> [Task goal]:
Wherever a line holds the word "labels", copy that line out.

> [Exercise material]:

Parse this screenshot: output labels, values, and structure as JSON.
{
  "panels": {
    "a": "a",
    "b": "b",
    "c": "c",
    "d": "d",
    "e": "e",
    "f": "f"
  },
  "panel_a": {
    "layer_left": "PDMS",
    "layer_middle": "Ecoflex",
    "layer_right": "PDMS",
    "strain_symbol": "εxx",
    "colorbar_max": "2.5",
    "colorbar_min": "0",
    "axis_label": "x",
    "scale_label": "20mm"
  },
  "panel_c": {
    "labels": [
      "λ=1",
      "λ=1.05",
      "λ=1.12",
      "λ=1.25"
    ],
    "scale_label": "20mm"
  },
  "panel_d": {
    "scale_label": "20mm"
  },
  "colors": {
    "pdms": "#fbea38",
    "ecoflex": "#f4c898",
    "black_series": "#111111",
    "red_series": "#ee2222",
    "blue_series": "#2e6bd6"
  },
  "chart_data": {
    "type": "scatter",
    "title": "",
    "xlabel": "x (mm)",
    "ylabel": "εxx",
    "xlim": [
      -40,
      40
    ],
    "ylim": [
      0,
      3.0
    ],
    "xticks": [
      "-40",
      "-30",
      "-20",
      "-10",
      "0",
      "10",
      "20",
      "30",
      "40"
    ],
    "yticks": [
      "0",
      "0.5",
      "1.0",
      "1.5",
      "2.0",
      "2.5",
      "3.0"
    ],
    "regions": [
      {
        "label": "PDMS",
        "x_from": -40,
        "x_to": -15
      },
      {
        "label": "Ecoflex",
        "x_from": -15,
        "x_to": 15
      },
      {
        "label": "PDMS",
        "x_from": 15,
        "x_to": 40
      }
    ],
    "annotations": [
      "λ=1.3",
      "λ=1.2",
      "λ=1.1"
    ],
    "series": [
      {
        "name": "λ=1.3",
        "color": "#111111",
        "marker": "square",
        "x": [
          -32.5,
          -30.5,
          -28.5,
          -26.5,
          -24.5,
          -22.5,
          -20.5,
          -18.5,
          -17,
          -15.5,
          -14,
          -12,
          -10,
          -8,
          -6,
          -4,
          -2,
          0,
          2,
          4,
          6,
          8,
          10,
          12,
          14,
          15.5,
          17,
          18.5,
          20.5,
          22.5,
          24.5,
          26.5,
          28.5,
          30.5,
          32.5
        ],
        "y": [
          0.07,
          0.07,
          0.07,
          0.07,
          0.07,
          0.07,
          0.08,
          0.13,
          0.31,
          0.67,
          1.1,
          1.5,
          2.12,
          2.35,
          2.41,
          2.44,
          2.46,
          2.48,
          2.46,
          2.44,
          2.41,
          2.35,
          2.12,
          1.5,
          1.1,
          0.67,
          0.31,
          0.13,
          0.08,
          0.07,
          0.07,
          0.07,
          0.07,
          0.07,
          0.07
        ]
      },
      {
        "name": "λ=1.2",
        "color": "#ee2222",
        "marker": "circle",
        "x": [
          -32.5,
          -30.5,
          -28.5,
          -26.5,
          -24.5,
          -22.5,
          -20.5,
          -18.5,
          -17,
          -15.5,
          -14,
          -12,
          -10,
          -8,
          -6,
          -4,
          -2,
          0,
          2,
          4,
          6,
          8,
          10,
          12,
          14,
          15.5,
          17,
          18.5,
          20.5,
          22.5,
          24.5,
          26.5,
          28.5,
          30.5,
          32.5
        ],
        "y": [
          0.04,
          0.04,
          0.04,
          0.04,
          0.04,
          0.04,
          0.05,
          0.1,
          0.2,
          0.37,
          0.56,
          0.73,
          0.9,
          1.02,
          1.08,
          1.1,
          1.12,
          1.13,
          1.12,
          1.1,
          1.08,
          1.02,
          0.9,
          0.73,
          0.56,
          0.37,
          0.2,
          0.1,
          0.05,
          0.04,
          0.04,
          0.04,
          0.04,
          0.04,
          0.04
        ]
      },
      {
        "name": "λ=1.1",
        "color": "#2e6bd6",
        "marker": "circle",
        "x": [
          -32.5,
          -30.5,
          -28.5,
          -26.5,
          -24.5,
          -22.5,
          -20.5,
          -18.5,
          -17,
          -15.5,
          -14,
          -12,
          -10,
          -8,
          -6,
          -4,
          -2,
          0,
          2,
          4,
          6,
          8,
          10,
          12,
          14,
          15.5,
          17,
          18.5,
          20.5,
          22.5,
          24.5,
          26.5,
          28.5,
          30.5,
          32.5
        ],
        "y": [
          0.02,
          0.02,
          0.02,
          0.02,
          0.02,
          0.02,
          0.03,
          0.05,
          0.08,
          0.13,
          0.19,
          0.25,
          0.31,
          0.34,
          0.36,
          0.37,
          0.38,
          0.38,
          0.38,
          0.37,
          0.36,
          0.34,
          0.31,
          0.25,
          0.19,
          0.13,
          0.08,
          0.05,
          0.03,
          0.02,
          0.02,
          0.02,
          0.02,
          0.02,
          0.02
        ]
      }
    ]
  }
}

> [The completed task]:
Parse this screenshot: output labels, values, and structure as JSON.
    "labels": [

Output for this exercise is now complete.